• DATA LINES
========================================================================

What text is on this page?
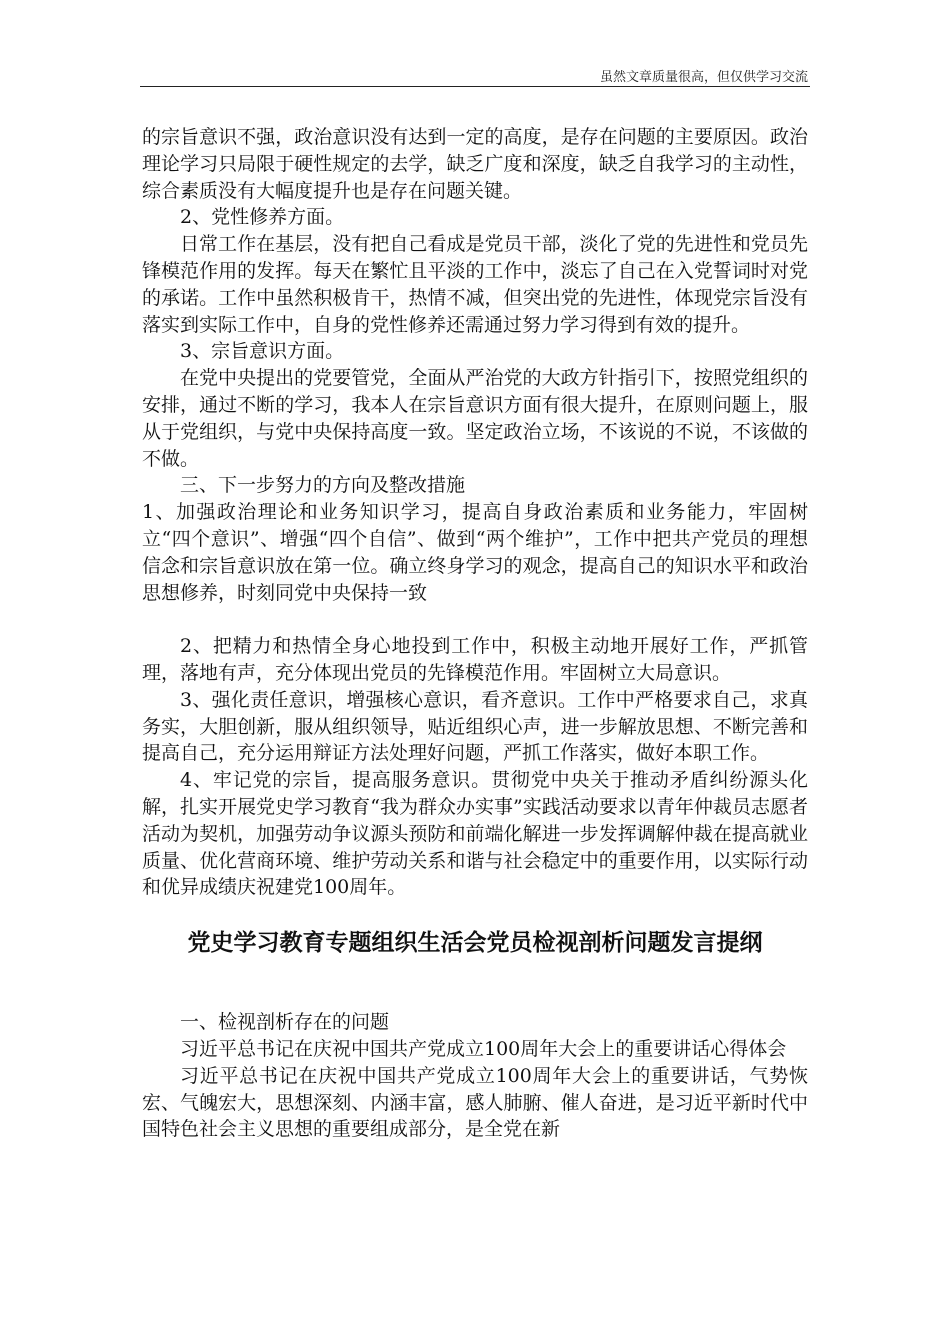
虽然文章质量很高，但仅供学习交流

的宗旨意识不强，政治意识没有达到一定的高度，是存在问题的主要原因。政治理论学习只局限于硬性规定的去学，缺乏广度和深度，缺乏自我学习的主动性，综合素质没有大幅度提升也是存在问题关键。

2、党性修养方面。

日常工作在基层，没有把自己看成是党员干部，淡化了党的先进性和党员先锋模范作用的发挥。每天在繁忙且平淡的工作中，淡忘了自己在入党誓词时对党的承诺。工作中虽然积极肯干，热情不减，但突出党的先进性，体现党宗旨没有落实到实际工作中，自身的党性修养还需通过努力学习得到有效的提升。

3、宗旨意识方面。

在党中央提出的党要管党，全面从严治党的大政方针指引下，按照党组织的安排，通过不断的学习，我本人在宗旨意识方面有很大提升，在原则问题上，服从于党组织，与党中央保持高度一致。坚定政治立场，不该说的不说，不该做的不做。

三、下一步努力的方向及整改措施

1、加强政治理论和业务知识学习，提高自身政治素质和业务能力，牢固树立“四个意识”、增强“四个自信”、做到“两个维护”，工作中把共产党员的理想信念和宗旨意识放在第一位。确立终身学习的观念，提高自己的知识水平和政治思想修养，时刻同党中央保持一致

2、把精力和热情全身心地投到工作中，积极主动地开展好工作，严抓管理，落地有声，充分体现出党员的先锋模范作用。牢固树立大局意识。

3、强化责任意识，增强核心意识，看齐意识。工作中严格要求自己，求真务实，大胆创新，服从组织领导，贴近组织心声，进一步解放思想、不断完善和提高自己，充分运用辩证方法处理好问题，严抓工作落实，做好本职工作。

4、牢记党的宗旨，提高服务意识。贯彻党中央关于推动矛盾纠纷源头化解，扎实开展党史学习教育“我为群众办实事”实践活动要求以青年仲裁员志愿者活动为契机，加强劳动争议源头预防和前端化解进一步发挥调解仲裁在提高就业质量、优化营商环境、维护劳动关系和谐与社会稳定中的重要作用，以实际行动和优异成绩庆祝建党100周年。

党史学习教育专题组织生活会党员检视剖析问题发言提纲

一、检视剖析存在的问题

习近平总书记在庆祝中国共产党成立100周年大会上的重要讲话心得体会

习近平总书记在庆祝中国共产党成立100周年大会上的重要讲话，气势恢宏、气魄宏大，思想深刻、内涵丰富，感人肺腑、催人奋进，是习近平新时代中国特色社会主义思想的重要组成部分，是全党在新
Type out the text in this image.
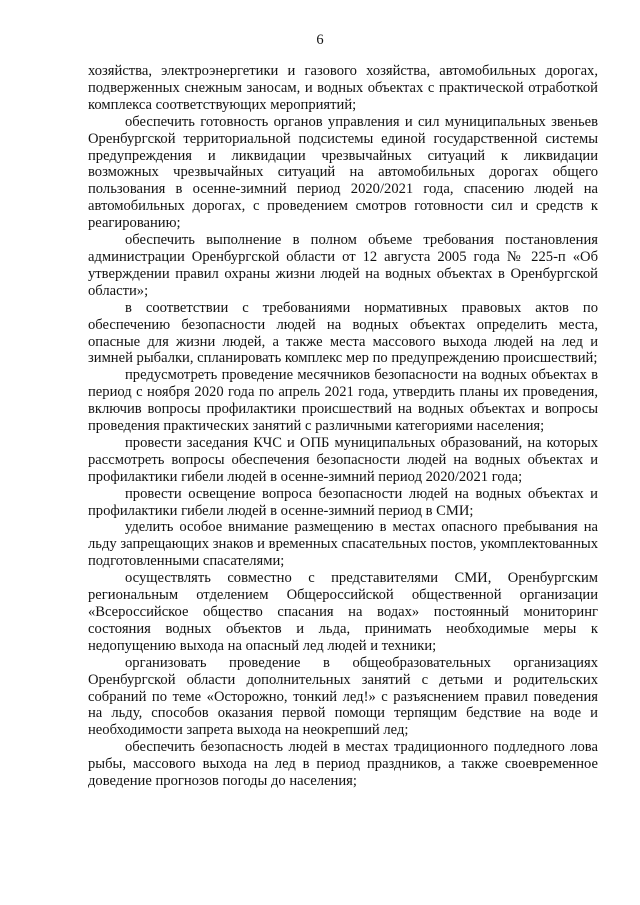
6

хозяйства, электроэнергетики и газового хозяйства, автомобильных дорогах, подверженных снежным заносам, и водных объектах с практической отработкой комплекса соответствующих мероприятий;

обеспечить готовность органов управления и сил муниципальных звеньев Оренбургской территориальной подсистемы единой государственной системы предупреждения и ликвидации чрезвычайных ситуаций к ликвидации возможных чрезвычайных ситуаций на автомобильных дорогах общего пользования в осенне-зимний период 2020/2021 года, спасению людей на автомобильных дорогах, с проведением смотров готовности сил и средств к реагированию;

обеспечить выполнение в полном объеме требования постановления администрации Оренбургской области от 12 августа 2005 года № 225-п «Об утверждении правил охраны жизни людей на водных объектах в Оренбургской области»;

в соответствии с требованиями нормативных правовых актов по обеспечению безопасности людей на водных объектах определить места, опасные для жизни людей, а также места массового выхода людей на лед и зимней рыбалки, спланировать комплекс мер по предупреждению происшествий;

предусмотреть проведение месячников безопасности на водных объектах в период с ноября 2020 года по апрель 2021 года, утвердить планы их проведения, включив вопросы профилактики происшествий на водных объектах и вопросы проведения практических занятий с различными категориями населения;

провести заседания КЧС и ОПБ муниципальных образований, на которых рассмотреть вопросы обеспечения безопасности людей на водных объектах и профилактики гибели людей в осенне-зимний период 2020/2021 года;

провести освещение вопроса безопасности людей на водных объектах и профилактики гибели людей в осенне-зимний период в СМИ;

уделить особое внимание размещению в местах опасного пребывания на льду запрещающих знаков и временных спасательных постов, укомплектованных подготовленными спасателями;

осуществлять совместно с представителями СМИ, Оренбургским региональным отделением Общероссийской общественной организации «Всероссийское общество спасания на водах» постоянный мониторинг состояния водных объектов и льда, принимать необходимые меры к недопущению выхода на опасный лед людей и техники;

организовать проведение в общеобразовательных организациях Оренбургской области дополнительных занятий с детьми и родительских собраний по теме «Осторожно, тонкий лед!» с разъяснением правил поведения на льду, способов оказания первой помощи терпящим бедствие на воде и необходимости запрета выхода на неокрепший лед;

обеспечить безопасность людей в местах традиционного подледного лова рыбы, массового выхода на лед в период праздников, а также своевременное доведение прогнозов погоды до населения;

========================================================================

• PROBLEM TO WORK ON
Quote the material in full and exactly; do not carry over its pictures.

• EXERCISE ANSWER
What text is on this page?
虽然文章质量很高，但仅供学习交流

的宗旨意识不强，政治意识没有达到一定的高度，是存在问题的主要原因。政治理论学习只局限于硬性规定的去学，缺乏广度和深度，缺乏自我学习的主动性，综合素质没有大幅度提升也是存在问题关键。

2、党性修养方面。

日常工作在基层，没有把自己看成是党员干部，淡化了党的先进性和党员先锋模范作用的发挥。每天在繁忙且平淡的工作中，淡忘了自己在入党誓词时对党的承诺。工作中虽然积极肯干，热情不减，但突出党的先进性，体现党宗旨没有落实到实际工作中，自身的党性修养还需通过努力学习得到有效的提升。

3、宗旨意识方面。

在党中央提出的党要管党，全面从严治党的大政方针指引下，按照党组织的安排，通过不断的学习，我本人在宗旨意识方面有很大提升，在原则问题上，服从于党组织，与党中央保持高度一致。坚定政治立场，不该说的不说，不该做的不做。

三、下一步努力的方向及整改措施

1、加强政治理论和业务知识学习，提高自身政治素质和业务能力，牢固树立“四个意识”、增强“四个自信”、做到“两个维护”，工作中把共产党员的理想信念和宗旨意识放在第一位。确立终身学习的观念，提高自己的知识水平和政治思想修养，时刻同党中央保持一致

2、把精力和热情全身心地投到工作中，积极主动地开展好工作，严抓管理，落地有声，充分体现出党员的先锋模范作用。牢固树立大局意识。

3、强化责任意识，增强核心意识，看齐意识。工作中严格要求自己，求真务实，大胆创新，服从组织领导，贴近组织心声，进一步解放思想、不断完善和提高自己，充分运用辩证方法处理好问题，严抓工作落实，做好本职工作。

4、牢记党的宗旨，提高服务意识。贯彻党中央关于推动矛盾纠纷源头化解，扎实开展党史学习教育“我为群众办实事”实践活动要求以青年仲裁员志愿者活动为契机，加强劳动争议源头预防和前端化解进一步发挥调解仲裁在提高就业质量、优化营商环境、维护劳动关系和谐与社会稳定中的重要作用，以实际行动和优异成绩庆祝建党100周年。

党史学习教育专题组织生活会党员检视剖析问题发言提纲

一、检视剖析存在的问题

习近平总书记在庆祝中国共产党成立100周年大会上的重要讲话心得体会

习近平总书记在庆祝中国共产党成立100周年大会上的重要讲话，气势恢宏、气魄宏大，思想深刻、内涵丰富，感人肺腑、催人奋进，是习近平新时代中国特色社会主义思想的重要组成部分，是全党在新
Type out the text in this image.
6

хозяйства, электроэнергетики и газового хозяйства, автомобильных дорогах, подверженных снежным заносам, и водных объектах с практической отработкой комплекса соответствующих мероприятий;

обеспечить готовность органов управления и сил муниципальных звеньев Оренбургской территориальной подсистемы единой государственной системы предупреждения и ликвидации чрезвычайных ситуаций к ликвидации возможных чрезвычайных ситуаций на автомобильных дорогах общего пользования в осенне-зимний период 2020/2021 года, спасению людей на автомобильных дорогах, с проведением смотров готовности сил и средств к реагированию;

обеспечить выполнение в полном объеме требования постановления администрации Оренбургской области от 12 августа 2005 года № 225-п «Об утверждении правил охраны жизни людей на водных объектах в Оренбургской области»;

в соответствии с требованиями нормативных правовых актов по обеспечению безопасности людей на водных объектах определить места, опасные для жизни людей, а также места массового выхода людей на лед и зимней рыбалки, спланировать комплекс мер по предупреждению происшествий;

предусмотреть проведение месячников безопасности на водных объектах в период с ноября 2020 года по апрель 2021 года, утвердить планы их проведения, включив вопросы профилактики происшествий на водных объектах и вопросы проведения практических занятий с различными категориями населения;

провести заседания КЧС и ОПБ муниципальных образований, на которых рассмотреть вопросы обеспечения безопасности людей на водных объектах и профилактики гибели людей в осенне-зимний период 2020/2021 года;

провести освещение вопроса безопасности людей на водных объектах и профилактики гибели людей в осенне-зимний период в СМИ;

уделить особое внимание размещению в местах опасного пребывания на льду запрещающих знаков и временных спасательных постов, укомплектованных подготовленными спасателями;

осуществлять совместно с представителями СМИ, Оренбургским региональным отделением Общероссийской общественной организации «Всероссийское общество спасания на водах» постоянный мониторинг состояния водных объектов и льда, принимать необходимые меры к недопущению выхода на опасный лед людей и техники;

организовать проведение в общеобразовательных организациях Оренбургской области дополнительных занятий с детьми и родительских собраний по теме «Осторожно, тонкий лед!» с разъяснением правил поведения на льду, способов оказания первой помощи терпящим бедствие на воде и необходимости запрета выхода на неокрепший лед;

обеспечить безопасность людей в местах традиционного подледного лова рыбы, массового выхода на лед в период праздников, а также своевременное доведение прогнозов погоды до населения;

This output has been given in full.